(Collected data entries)
+ + + + +

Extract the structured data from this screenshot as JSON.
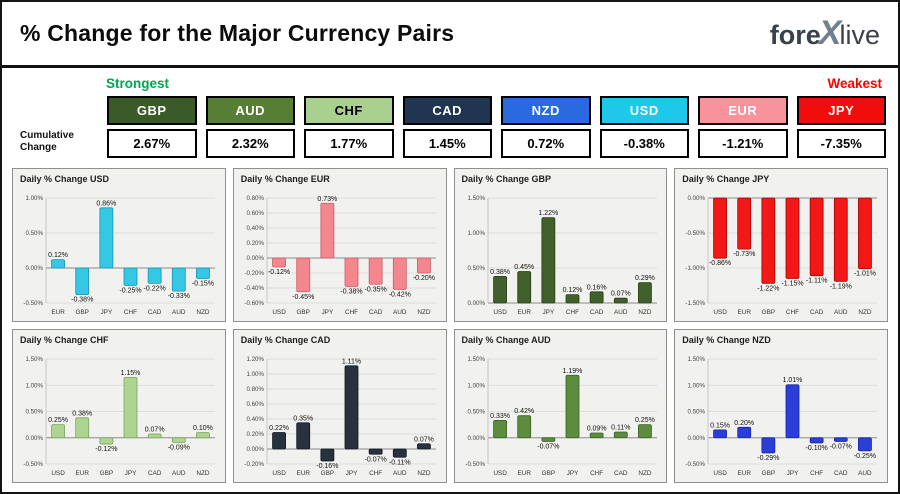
{
  "header": {
    "title": "% Change for the Major Currency Pairs",
    "logo": {
      "part1": "fore",
      "x": "X",
      "part2": "live"
    }
  },
  "labels": {
    "strongest": "Strongest",
    "weakest": "Weakest",
    "cumulative_line1": "Cumulative",
    "cumulative_line2": "Change",
    "strongest_color": "#00a651",
    "weakest_color": "#fe0000"
  },
  "summary": [
    {
      "currency": "GBP",
      "value": "2.67%",
      "bg": "#3a5a28",
      "fg": "#ffffff"
    },
    {
      "currency": "AUD",
      "value": "2.32%",
      "bg": "#567f35",
      "fg": "#ffffff"
    },
    {
      "currency": "CHF",
      "value": "1.77%",
      "bg": "#a9d08e",
      "fg": "#000000"
    },
    {
      "currency": "CAD",
      "value": "1.45%",
      "bg": "#1f3550",
      "fg": "#ffffff"
    },
    {
      "currency": "NZD",
      "value": "0.72%",
      "bg": "#2a6ae0",
      "fg": "#ffffff"
    },
    {
      "currency": "USD",
      "value": "-0.38%",
      "bg": "#1ec8ea",
      "fg": "#ffffff"
    },
    {
      "currency": "EUR",
      "value": "-1.21%",
      "bg": "#f8929b",
      "fg": "#ffffff"
    },
    {
      "currency": "JPY",
      "value": "-7.35%",
      "bg": "#f20d0d",
      "fg": "#ffffff"
    }
  ],
  "chart_data": [
    {
      "type": "bar",
      "title": "Daily % Change USD",
      "categories": [
        "EUR",
        "GBP",
        "JPY",
        "CHF",
        "CAD",
        "AUD",
        "NZD"
      ],
      "values": [
        0.12,
        -0.38,
        0.86,
        -0.25,
        -0.22,
        -0.33,
        -0.15
      ],
      "labels": [
        "0.12%",
        "-0.38%",
        "0.86%",
        "-0.25%",
        "-0.22%",
        "-0.33%",
        "-0.15%"
      ],
      "bar_color": "#35c7e3",
      "bar_stroke": "#1795b3",
      "ylim": [
        -0.5,
        1.0
      ],
      "yticks": [
        1.0,
        0.5,
        0.0,
        -0.5
      ],
      "ytick_labels": [
        "1.00%",
        "0.50%",
        "0.00%",
        "-0.50%"
      ]
    },
    {
      "type": "bar",
      "title": "Daily % Change EUR",
      "categories": [
        "USD",
        "GBP",
        "JPY",
        "CHF",
        "CAD",
        "AUD",
        "NZD"
      ],
      "values": [
        -0.12,
        -0.45,
        0.73,
        -0.38,
        -0.35,
        -0.42,
        -0.2
      ],
      "labels": [
        "-0.12%",
        "-0.45%",
        "0.73%",
        "-0.38%",
        "-0.35%",
        "-0.42%",
        "-0.20%"
      ],
      "bar_color": "#f4868e",
      "bar_stroke": "#d05b66",
      "ylim": [
        -0.6,
        0.8
      ],
      "yticks": [
        0.8,
        0.6,
        0.4,
        0.2,
        0.0,
        -0.2,
        -0.4,
        -0.6
      ],
      "ytick_labels": [
        "0.80%",
        "0.60%",
        "0.40%",
        "0.20%",
        "0.00%",
        "-0.20%",
        "-0.40%",
        "-0.60%"
      ]
    },
    {
      "type": "bar",
      "title": "Daily % Change GBP",
      "categories": [
        "USD",
        "EUR",
        "JPY",
        "CHF",
        "CAD",
        "AUD",
        "NZD"
      ],
      "values": [
        0.38,
        0.45,
        1.22,
        0.12,
        0.16,
        0.07,
        0.29
      ],
      "labels": [
        "0.38%",
        "0.45%",
        "1.22%",
        "0.12%",
        "0.16%",
        "0.07%",
        "0.29%"
      ],
      "bar_color": "#41602c",
      "bar_stroke": "#293e17",
      "ylim": [
        0,
        1.5
      ],
      "yticks": [
        1.5,
        1.0,
        0.5,
        0.0
      ],
      "ytick_labels": [
        "1.50%",
        "1.00%",
        "0.50%",
        "0.00%"
      ]
    },
    {
      "type": "bar",
      "title": "Daily % Change JPY",
      "categories": [
        "USD",
        "EUR",
        "GBP",
        "CHF",
        "CAD",
        "AUD",
        "NZD"
      ],
      "values": [
        -0.86,
        -0.73,
        -1.22,
        -1.15,
        -1.11,
        -1.19,
        -1.01
      ],
      "labels": [
        "-0.86%",
        "-0.73%",
        "-1.22%",
        "-1.15%",
        "-1.11%",
        "-1.19%",
        "-1.01%"
      ],
      "bar_color": "#f21818",
      "bar_stroke": "#9e0606",
      "ylim": [
        -1.5,
        0
      ],
      "yticks": [
        0.0,
        -0.5,
        -1.0,
        -1.5
      ],
      "ytick_labels": [
        "0.00%",
        "-0.50%",
        "-1.00%",
        "-1.50%"
      ]
    },
    {
      "type": "bar",
      "title": "Daily % Change CHF",
      "categories": [
        "USD",
        "EUR",
        "GBP",
        "JPY",
        "CAD",
        "AUD",
        "NZD"
      ],
      "values": [
        0.25,
        0.38,
        -0.12,
        1.15,
        0.07,
        -0.09,
        0.1
      ],
      "labels": [
        "0.25%",
        "0.38%",
        "-0.12%",
        "1.15%",
        "0.07%",
        "-0.09%",
        "0.10%"
      ],
      "bar_color": "#aed492",
      "bar_stroke": "#7ba55c",
      "ylim": [
        -0.5,
        1.5
      ],
      "yticks": [
        1.5,
        1.0,
        0.5,
        0.0,
        -0.5
      ],
      "ytick_labels": [
        "1.50%",
        "1.00%",
        "0.50%",
        "0.00%",
        "-0.50%"
      ]
    },
    {
      "type": "bar",
      "title": "Daily % Change CAD",
      "categories": [
        "USD",
        "EUR",
        "GBP",
        "JPY",
        "CHF",
        "AUD",
        "NZD"
      ],
      "values": [
        0.22,
        0.35,
        -0.16,
        1.11,
        -0.07,
        -0.11,
        0.07
      ],
      "labels": [
        "0.22%",
        "0.35%",
        "-0.16%",
        "1.11%",
        "-0.07%",
        "-0.11%",
        "0.07%"
      ],
      "bar_color": "#26333f",
      "bar_stroke": "#0e161e",
      "ylim": [
        -0.2,
        1.2
      ],
      "yticks": [
        1.2,
        1.0,
        0.8,
        0.6,
        0.4,
        0.2,
        0.0,
        -0.2
      ],
      "ytick_labels": [
        "1.20%",
        "1.00%",
        "0.80%",
        "0.60%",
        "0.40%",
        "0.20%",
        "0.00%",
        "-0.20%"
      ]
    },
    {
      "type": "bar",
      "title": "Daily % Change AUD",
      "categories": [
        "USD",
        "EUR",
        "GBP",
        "JPY",
        "CHF",
        "CAD",
        "NZD"
      ],
      "values": [
        0.33,
        0.42,
        -0.07,
        1.19,
        0.09,
        0.11,
        0.25
      ],
      "labels": [
        "0.33%",
        "0.42%",
        "-0.07%",
        "1.19%",
        "0.09%",
        "0.11%",
        "0.25%"
      ],
      "bar_color": "#5c8c3e",
      "bar_stroke": "#3d5f27",
      "ylim": [
        -0.5,
        1.5
      ],
      "yticks": [
        1.5,
        1.0,
        0.5,
        0.0,
        -0.5
      ],
      "ytick_labels": [
        "1.50%",
        "1.00%",
        "0.50%",
        "0.00%",
        "-0.50%"
      ]
    },
    {
      "type": "bar",
      "title": "Daily % Change NZD",
      "categories": [
        "USD",
        "EUR",
        "GBP",
        "JPY",
        "CHF",
        "CAD",
        "AUD"
      ],
      "values": [
        0.15,
        0.2,
        -0.29,
        1.01,
        -0.1,
        -0.07,
        -0.25
      ],
      "labels": [
        "0.15%",
        "0.20%",
        "-0.29%",
        "1.01%",
        "-0.10%",
        "-0.07%",
        "-0.25%"
      ],
      "bar_color": "#2c3ed8",
      "bar_stroke": "#17249b",
      "ylim": [
        -0.5,
        1.5
      ],
      "yticks": [
        1.5,
        1.0,
        0.5,
        0.0,
        -0.5
      ],
      "ytick_labels": [
        "1.50%",
        "1.00%",
        "0.50%",
        "0.00%",
        "-0.50%"
      ]
    }
  ]
}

+ + + + +

* [Exercise]
Find every line in the records that contains the word "Daily"; copy those lines.

* [Solution to the exercise]
      "title": "Daily % Change USD",
      "title": "Daily % Change EUR",
      "title": "Daily % Change GBP",
      "title": "Daily % Change JPY",
      "title": "Daily % Change CHF",
      "title": "Daily % Change CAD",
      "title": "Daily % Change AUD",
      "title": "Daily % Change NZD",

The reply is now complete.